Gather and copy every line of the records below that contains the string "screenshot". Case matters.

* Begin Material supplied *

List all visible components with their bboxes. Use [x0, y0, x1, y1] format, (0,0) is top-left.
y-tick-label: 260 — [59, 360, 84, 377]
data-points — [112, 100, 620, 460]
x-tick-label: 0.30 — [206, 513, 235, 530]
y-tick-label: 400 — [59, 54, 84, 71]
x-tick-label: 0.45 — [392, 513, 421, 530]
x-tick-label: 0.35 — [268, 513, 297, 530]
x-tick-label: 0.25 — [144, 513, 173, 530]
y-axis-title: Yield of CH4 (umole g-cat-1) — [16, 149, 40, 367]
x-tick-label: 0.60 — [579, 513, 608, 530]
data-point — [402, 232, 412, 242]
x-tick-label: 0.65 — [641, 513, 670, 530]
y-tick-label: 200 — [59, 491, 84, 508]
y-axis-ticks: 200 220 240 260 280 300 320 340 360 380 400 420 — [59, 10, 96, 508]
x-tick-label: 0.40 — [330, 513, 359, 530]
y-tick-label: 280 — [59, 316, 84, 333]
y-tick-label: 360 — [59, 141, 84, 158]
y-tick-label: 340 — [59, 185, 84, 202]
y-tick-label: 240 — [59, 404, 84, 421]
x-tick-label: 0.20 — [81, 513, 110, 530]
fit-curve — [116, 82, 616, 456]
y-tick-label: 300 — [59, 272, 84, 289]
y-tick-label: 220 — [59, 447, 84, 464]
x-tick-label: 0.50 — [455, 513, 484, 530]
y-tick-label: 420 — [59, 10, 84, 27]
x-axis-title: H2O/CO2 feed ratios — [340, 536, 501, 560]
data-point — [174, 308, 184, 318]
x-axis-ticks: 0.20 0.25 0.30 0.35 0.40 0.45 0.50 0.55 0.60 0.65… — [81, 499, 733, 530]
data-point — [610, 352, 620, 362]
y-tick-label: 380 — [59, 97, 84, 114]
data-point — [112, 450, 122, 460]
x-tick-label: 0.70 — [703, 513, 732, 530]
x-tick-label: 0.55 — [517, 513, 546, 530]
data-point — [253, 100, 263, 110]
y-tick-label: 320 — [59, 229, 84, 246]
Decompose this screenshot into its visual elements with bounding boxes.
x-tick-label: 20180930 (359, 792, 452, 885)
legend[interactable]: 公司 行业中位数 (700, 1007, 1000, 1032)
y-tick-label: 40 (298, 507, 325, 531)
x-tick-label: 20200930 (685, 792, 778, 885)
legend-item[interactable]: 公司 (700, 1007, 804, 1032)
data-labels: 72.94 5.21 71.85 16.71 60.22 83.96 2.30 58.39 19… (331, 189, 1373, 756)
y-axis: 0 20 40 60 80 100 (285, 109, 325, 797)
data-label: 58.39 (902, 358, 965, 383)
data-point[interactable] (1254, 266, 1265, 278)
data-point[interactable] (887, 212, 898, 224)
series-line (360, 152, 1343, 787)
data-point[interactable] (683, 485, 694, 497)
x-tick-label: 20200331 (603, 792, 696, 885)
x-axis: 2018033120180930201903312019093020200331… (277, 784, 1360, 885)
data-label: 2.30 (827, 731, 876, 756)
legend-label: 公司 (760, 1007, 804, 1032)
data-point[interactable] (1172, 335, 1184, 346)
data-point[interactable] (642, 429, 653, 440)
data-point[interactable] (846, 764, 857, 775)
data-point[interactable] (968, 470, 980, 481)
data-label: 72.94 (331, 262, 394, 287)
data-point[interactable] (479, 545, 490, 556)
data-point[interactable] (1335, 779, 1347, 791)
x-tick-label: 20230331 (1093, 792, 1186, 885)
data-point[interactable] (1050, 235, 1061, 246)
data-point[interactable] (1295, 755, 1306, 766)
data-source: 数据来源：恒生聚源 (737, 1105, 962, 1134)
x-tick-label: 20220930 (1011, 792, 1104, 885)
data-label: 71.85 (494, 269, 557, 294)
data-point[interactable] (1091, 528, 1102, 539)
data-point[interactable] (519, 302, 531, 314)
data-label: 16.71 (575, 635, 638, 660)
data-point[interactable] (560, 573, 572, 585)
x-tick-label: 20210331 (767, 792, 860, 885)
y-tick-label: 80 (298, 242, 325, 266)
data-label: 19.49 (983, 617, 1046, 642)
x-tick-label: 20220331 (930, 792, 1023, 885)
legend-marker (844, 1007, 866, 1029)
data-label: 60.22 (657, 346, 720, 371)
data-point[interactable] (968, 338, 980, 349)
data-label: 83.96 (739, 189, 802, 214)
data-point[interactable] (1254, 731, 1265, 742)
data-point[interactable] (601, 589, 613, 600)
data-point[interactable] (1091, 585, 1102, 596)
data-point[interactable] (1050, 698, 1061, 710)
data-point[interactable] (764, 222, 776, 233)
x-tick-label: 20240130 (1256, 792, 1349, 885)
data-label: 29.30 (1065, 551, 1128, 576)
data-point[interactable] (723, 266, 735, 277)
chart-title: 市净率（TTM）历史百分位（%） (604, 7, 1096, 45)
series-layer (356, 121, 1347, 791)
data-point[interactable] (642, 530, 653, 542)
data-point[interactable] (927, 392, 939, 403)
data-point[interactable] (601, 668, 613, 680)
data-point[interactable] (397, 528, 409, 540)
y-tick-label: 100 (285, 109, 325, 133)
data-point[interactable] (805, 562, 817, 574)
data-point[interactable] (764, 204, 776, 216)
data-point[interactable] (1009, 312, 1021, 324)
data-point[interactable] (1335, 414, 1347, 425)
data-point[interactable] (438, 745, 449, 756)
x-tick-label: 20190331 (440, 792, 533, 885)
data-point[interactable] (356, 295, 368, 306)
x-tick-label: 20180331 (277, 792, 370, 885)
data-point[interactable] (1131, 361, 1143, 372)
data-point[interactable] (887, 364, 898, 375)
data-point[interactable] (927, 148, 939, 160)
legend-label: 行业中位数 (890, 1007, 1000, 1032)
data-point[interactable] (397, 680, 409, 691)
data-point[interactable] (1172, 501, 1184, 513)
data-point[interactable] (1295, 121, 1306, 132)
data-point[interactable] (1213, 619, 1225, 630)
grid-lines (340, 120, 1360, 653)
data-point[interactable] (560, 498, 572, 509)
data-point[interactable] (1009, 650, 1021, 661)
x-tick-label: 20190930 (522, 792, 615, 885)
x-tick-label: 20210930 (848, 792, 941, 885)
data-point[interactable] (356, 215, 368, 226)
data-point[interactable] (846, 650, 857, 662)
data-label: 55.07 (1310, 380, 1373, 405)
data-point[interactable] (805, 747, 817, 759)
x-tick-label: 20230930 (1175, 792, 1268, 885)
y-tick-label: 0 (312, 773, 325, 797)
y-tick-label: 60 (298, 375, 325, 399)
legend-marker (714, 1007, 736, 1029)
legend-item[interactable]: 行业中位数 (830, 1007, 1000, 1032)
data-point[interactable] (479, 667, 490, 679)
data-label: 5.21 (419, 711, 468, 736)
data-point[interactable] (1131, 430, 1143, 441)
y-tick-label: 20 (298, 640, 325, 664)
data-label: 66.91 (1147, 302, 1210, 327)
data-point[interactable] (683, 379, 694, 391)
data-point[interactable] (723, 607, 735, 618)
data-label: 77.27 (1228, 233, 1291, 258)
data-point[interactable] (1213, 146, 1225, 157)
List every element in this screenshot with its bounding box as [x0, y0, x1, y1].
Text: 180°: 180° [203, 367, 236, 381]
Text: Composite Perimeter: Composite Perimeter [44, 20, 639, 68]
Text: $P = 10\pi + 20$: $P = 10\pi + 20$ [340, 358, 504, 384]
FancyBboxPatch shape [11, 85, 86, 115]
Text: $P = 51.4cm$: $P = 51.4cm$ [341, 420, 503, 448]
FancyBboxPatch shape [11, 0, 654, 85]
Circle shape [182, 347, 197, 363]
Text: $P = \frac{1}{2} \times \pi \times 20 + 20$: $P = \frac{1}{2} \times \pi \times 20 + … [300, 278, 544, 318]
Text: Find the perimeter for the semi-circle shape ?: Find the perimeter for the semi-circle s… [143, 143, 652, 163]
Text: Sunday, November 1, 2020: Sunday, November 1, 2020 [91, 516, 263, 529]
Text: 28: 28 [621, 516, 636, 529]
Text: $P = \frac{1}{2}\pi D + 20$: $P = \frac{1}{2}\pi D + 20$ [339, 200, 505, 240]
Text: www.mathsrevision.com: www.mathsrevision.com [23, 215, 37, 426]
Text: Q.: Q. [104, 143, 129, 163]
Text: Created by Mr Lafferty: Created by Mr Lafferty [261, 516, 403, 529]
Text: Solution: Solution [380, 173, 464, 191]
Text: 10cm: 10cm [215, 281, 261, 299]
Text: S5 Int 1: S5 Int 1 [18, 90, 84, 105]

* End Material supplied *

**Completed exercise**
Decompose this screenshot into its visual elements with bounding boxes.
List every element in this screenshot with its bounding box as [x0, y0, x1, y1].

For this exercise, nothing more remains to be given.